INSTRUCTION: The data below must be copied in full and without any change.

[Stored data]
+++
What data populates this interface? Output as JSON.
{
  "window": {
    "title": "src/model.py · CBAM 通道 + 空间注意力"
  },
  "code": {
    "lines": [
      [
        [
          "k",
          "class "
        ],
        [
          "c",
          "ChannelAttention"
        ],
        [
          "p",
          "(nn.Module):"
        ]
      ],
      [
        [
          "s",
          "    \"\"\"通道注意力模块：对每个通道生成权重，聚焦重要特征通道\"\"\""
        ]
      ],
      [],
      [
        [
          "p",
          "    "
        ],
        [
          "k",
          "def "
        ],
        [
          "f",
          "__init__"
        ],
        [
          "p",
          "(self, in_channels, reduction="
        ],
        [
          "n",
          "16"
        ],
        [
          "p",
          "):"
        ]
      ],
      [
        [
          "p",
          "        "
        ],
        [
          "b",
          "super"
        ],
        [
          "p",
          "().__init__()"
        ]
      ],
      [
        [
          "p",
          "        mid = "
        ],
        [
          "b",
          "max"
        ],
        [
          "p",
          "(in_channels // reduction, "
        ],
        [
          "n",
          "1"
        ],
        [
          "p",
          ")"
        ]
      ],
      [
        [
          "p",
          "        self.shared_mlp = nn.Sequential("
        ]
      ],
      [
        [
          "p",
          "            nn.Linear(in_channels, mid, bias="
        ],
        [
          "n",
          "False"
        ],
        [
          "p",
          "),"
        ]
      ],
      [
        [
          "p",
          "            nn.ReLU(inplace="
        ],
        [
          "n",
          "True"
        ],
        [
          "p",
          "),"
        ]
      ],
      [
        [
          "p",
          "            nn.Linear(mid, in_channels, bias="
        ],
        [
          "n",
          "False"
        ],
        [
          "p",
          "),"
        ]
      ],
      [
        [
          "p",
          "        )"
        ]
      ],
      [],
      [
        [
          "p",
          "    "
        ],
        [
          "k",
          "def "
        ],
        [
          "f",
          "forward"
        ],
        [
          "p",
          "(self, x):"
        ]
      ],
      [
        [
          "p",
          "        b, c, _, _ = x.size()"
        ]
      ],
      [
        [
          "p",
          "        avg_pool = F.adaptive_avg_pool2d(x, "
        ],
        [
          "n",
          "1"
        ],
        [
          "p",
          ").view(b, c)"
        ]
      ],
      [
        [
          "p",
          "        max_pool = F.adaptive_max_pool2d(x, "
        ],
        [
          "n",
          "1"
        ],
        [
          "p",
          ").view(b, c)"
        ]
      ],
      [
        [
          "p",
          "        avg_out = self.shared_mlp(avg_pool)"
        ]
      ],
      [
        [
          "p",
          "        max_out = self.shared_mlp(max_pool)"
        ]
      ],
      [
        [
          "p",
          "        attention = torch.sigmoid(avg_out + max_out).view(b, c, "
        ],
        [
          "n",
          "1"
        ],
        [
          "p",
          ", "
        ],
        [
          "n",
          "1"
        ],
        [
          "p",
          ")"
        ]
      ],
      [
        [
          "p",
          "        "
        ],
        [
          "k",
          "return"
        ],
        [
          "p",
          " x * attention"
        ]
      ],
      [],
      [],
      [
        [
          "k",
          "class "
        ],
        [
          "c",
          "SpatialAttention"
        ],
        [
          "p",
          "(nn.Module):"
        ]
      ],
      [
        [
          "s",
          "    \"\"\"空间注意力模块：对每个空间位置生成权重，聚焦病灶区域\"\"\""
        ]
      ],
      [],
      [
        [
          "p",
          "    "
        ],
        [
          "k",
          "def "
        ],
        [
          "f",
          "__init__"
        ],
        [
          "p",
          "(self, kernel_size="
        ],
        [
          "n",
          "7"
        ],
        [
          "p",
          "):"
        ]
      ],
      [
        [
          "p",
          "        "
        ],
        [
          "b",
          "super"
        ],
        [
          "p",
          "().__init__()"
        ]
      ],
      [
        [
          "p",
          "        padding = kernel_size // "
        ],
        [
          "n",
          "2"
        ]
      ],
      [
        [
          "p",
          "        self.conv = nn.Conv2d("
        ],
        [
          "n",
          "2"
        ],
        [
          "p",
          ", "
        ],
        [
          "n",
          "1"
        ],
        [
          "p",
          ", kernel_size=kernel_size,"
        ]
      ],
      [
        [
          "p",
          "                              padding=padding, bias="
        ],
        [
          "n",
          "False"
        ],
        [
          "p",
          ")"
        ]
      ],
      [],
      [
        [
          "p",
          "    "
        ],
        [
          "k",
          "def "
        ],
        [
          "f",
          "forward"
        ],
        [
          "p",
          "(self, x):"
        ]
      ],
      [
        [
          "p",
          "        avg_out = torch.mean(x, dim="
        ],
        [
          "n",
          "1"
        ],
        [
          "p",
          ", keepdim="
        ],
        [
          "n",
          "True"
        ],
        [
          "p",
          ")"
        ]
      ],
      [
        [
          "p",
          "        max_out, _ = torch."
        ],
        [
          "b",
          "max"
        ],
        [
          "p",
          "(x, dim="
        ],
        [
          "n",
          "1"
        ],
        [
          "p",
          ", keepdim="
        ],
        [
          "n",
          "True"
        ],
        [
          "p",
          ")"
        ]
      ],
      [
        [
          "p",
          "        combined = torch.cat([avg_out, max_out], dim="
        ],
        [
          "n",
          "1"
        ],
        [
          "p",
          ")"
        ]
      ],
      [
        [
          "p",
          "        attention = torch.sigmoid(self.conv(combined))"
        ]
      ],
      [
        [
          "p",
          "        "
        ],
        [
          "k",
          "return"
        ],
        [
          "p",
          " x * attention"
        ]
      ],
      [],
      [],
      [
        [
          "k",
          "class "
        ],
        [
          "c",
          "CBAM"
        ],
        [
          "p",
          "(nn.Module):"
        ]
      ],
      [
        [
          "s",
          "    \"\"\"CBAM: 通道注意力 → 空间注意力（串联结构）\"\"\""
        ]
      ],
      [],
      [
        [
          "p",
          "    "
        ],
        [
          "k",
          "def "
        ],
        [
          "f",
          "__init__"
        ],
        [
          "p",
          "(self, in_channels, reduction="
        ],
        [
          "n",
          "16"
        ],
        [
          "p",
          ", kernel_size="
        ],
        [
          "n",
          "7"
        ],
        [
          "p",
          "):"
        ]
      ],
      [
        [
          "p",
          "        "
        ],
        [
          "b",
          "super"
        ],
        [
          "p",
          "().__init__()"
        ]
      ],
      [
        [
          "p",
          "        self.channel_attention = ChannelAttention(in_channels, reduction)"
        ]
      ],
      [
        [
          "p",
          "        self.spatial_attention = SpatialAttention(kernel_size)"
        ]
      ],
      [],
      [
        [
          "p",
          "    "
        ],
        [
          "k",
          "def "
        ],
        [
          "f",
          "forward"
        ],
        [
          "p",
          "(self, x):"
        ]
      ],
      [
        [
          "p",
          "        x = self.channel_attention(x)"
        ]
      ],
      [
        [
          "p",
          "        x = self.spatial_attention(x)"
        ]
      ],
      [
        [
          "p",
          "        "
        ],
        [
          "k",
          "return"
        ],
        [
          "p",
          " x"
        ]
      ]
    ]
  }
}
+++
EXERCISE SOLUTION:
What data populates this interface? Output as JSON.
{
  "window": {
    "title": "src/model.py · CBAM 通道 + 空间注意力"
  },
  "code": {
    "lines": [
      [
        [
          "k",
          "class "
        ],
        [
          "c",
          "ChannelAttention"
        ],
        [
          "p",
          "(nn.Module):"
        ]
      ],
      [
        [
          "s",
          "    \"\"\"通道注意力模块：对每个通道生成权重，聚焦重要特征通道\"\"\""
        ]
      ],
      [],
      [
        [
          "p",
          "    "
        ],
        [
          "k",
          "def "
        ],
        [
          "f",
          "__init__"
        ],
        [
          "p",
          "(self, in_channels, reduction="
        ],
        [
          "n",
          "16"
        ],
        [
          "p",
          "):"
        ]
      ],
      [
        [
          "p",
          "        "
        ],
        [
          "b",
          "super"
        ],
        [
          "p",
          "().__init__()"
        ]
      ],
      [
        [
          "p",
          "        mid = "
        ],
        [
          "b",
          "max"
        ],
        [
          "p",
          "(in_channels // reduction, "
        ],
        [
          "n",
          "1"
        ],
        [
          "p",
          ")"
        ]
      ],
      [
        [
          "p",
          "        self.shared_mlp = nn.Sequential("
        ]
      ],
      [
        [
          "p",
          "            nn.Linear(in_channels, mid, bias="
        ],
        [
          "n",
          "False"
        ],
        [
          "p",
          "),"
        ]
      ],
      [
        [
          "p",
          "            nn.ReLU(inplace="
        ],
        [
          "n",
          "True"
        ],
        [
          "p",
          "),"
        ]
      ],
      [
        [
          "p",
          "            nn.Linear(mid, in_channels, bias="
        ],
        [
          "n",
          "False"
        ],
        [
          "p",
          "),"
        ]
      ],
      [
        [
          "p",
          "        )"
        ]
      ],
      [],
      [
        [
          "p",
          "    "
        ],
        [
          "k",
          "def "
        ],
        [
          "f",
          "forward"
        ],
        [
          "p",
          "(self, x):"
        ]
      ],
      [
        [
          "p",
          "        b, c, _, _ = x.size()"
        ]
      ],
      [
        [
          "p",
          "        avg_pool = F.adaptive_avg_pool2d(x, "
        ],
        [
          "n",
          "1"
        ],
        [
          "p",
          ").view(b, c)"
        ]
      ],
      [
        [
          "p",
          "        max_pool = F.adaptive_max_pool2d(x, "
        ],
        [
          "n",
          "1"
        ],
        [
          "p",
          ").view(b, c)"
        ]
      ],
      [
        [
          "p",
          "        avg_out = self.shared_mlp(avg_pool)"
        ]
      ],
      [
        [
          "p",
          "        max_out = self.shared_mlp(max_pool)"
        ]
      ],
      [
        [
          "p",
          "        attention = torch.sigmoid(avg_out + max_out).view(b, c, "
        ],
        [
          "n",
          "1"
        ],
        [
          "p",
          ", "
        ],
        [
          "n",
          "1"
        ],
        [
          "p",
          ")"
        ]
      ],
      [
        [
          "p",
          "        "
        ],
        [
          "k",
          "return"
        ],
        [
          "p",
          " x * attention"
        ]
      ],
      [],
      [],
      [
        [
          "k",
          "class "
        ],
        [
          "c",
          "SpatialAttention"
        ],
        [
          "p",
          "(nn.Module):"
        ]
      ],
      [
        [
          "s",
          "    \"\"\"空间注意力模块：对每个空间位置生成权重，聚焦病灶区域\"\"\""
        ]
      ],
      [],
      [
        [
          "p",
          "    "
        ],
        [
          "k",
          "def "
        ],
        [
          "f",
          "__init__"
        ],
        [
          "p",
          "(self, kernel_size="
        ],
        [
          "n",
          "7"
        ],
        [
          "p",
          "):"
        ]
      ],
      [
        [
          "p",
          "        "
        ],
        [
          "b",
          "super"
        ],
        [
          "p",
          "().__init__()"
        ]
      ],
      [
        [
          "p",
          "        padding = kernel_size // "
        ],
        [
          "n",
          "2"
        ]
      ],
      [
        [
          "p",
          "        self.conv = nn.Conv2d("
        ],
        [
          "n",
          "2"
        ],
        [
          "p",
          ", "
        ],
        [
          "n",
          "1"
        ],
        [
          "p",
          ", kernel_size=kernel_size,"
        ]
      ],
      [
        [
          "p",
          "                              padding=padding, bias="
        ],
        [
          "n",
          "False"
        ],
        [
          "p",
          ")"
        ]
      ],
      [],
      [
        [
          "p",
          "    "
        ],
        [
          "k",
          "def "
        ],
        [
          "f",
          "forward"
        ],
        [
          "p",
          "(self, x):"
        ]
      ],
      [
        [
          "p",
          "        avg_out = torch.mean(x, dim="
        ],
        [
          "n",
          "1"
        ],
        [
          "p",
          ", keepdim="
        ],
        [
          "n",
          "True"
        ],
        [
          "p",
          ")"
        ]
      ],
      [
        [
          "p",
          "        max_out, _ = torch."
        ],
        [
          "b",
          "max"
        ],
        [
          "p",
          "(x, dim="
        ],
        [
          "n",
          "1"
        ],
        [
          "p",
          ", keepdim="
        ],
        [
          "n",
          "True"
        ],
        [
          "p",
          ")"
        ]
      ],
      [
        [
          "p",
          "        combined = torch.cat([avg_out, max_out], dim="
        ],
        [
          "n",
          "1"
        ],
        [
          "p",
          ")"
        ]
      ],
      [
        [
          "p",
          "        attention = torch.sigmoid(self.conv(combined))"
        ]
      ],
      [
        [
          "p",
          "        "
        ],
        [
          "k",
          "return"
        ],
        [
          "p",
          " x * attention"
        ]
      ],
      [],
      [],
      [
        [
          "k",
          "class "
        ],
        [
          "c",
          "CBAM"
        ],
        [
          "p",
          "(nn.Module):"
        ]
      ],
      [
        [
          "s",
          "    \"\"\"CBAM: 通道注意力 → 空间注意力（串联结构）\"\"\""
        ]
      ],
      [],
      [
        [
          "p",
          "    "
        ],
        [
          "k",
          "def "
        ],
        [
          "f",
          "__init__"
        ],
        [
          "p",
          "(self, in_channels, reduction="
        ],
        [
          "n",
          "16"
        ],
        [
          "p",
          ", kernel_size="
        ],
        [
          "n",
          "7"
        ],
        [
          "p",
          "):"
        ]
      ],
      [
        [
          "p",
          "        "
        ],
        [
          "b",
          "super"
        ],
        [
          "p",
          "().__init__()"
        ]
      ],
      [
        [
          "p",
          "        self.channel_attention = ChannelAttention(in_channels, reduction)"
        ]
      ],
      [
        [
          "p",
          "        self.spatial_attention = SpatialAttention(kernel_size)"
        ]
      ],
      [],
      [
        [
          "p",
          "    "
        ],
        [
          "k",
          "def "
        ],
        [
          "f",
          "forward"
        ],
        [
          "p",
          "(self, x):"
        ]
      ],
      [
        [
          "p",
          "        x = self.channel_attention(x)"
        ]
      ],
      [
        [
          "p",
          "        x = self.spatial_attention(x)"
        ]
      ],
      [
        [
          "p",
          "        "
        ],
        [
          "k",
          "return"
        ],
        [
          "p",
          " x"
        ]
      ]
    ]
  }
}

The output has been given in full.